• **ENTRIES**
* Start *

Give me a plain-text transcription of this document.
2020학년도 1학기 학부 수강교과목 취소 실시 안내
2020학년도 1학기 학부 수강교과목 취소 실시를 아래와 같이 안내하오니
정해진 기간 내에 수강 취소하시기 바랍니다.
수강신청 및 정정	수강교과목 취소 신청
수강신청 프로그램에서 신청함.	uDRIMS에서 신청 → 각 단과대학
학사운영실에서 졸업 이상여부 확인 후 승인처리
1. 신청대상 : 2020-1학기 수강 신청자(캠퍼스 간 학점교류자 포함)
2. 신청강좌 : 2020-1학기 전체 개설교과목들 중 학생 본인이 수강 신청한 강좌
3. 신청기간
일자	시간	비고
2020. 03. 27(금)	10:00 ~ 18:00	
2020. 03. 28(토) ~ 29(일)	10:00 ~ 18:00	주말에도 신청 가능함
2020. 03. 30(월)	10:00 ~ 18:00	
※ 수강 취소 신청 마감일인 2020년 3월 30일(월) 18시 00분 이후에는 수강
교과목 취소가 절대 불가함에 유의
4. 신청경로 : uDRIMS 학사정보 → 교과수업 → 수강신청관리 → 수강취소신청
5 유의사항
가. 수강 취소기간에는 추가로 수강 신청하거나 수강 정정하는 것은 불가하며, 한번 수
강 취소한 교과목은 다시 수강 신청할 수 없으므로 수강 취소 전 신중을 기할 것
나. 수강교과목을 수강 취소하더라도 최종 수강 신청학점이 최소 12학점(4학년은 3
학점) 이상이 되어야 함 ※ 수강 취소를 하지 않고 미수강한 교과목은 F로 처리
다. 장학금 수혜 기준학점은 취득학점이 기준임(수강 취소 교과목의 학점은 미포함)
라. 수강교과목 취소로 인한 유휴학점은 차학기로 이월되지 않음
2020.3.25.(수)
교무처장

* End *

• **THE PROBLEM**
Once more, set down the full listing, verbatim.

• **TASK OUTPUT**
Give me a plain-text transcription of this document.
2020학년도 1학기 학부 수강교과목 취소 실시 안내
2020학년도 1학기 학부 수강교과목 취소 실시를 아래와 같이 안내하오니
정해진 기간 내에 수강 취소하시기 바랍니다.
수강신청 및 정정	수강교과목 취소 신청
수강신청 프로그램에서 신청함.	uDRIMS에서 신청 → 각 단과대학
학사운영실에서 졸업 이상여부 확인 후 승인처리
1. 신청대상 : 2020-1학기 수강 신청자(캠퍼스 간 학점교류자 포함)
2. 신청강좌 : 2020-1학기 전체 개설교과목들 중 학생 본인이 수강 신청한 강좌
3. 신청기간
일자	시간	비고
2020. 03. 27(금)	10:00 ~ 18:00	
2020. 03. 28(토) ~ 29(일)	10:00 ~ 18:00	주말에도 신청 가능함
2020. 03. 30(월)	10:00 ~ 18:00	
※ 수강 취소 신청 마감일인 2020년 3월 30일(월) 18시 00분 이후에는 수강
교과목 취소가 절대 불가함에 유의
4. 신청경로 : uDRIMS 학사정보 → 교과수업 → 수강신청관리 → 수강취소신청
5 유의사항
가. 수강 취소기간에는 추가로 수강 신청하거나 수강 정정하는 것은 불가하며, 한번 수
강 취소한 교과목은 다시 수강 신청할 수 없으므로 수강 취소 전 신중을 기할 것
나. 수강교과목을 수강 취소하더라도 최종 수강 신청학점이 최소 12학점(4학년은 3
학점) 이상이 되어야 함 ※ 수강 취소를 하지 않고 미수강한 교과목은 F로 처리
다. 장학금 수혜 기준학점은 취득학점이 기준임(수강 취소 교과목의 학점은 미포함)
라. 수강교과목 취소로 인한 유휴학점은 차학기로 이월되지 않음
2020.3.25.(수)
교무처장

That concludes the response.